------ Material for this exercise

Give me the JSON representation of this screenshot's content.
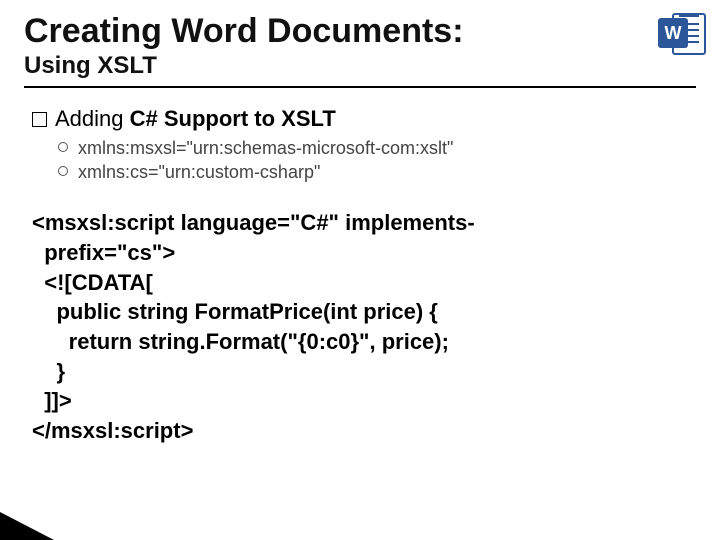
{
  "title": "Creating Word Documents:",
  "subtitle": "Using XSLT",
  "icon_letter": "W",
  "bullet_l1": {
    "lead": "Adding",
    "rest": " C# Support to XSLT"
  },
  "bullets_l2": [
    "xmlns:msxsl=\"urn:schemas-microsoft-com:xslt\"",
    "xmlns:cs=\"urn:custom-csharp\""
  ],
  "code_lines": [
    "<msxsl:script language=\"C#\" implements-",
    "  prefix=\"cs\">",
    "  <![CDATA[",
    "    public string FormatPrice(int price) {",
    "      return string.Format(\"{0:c0}\", price);",
    "    }",
    "  ]]>",
    "</msxsl:script>"
  ]
}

------------

Copy out every line where the word "string" occurs.

    "    public string FormatPrice(int price) {",
    "      return string.Format(\"{0:c0}\", price);",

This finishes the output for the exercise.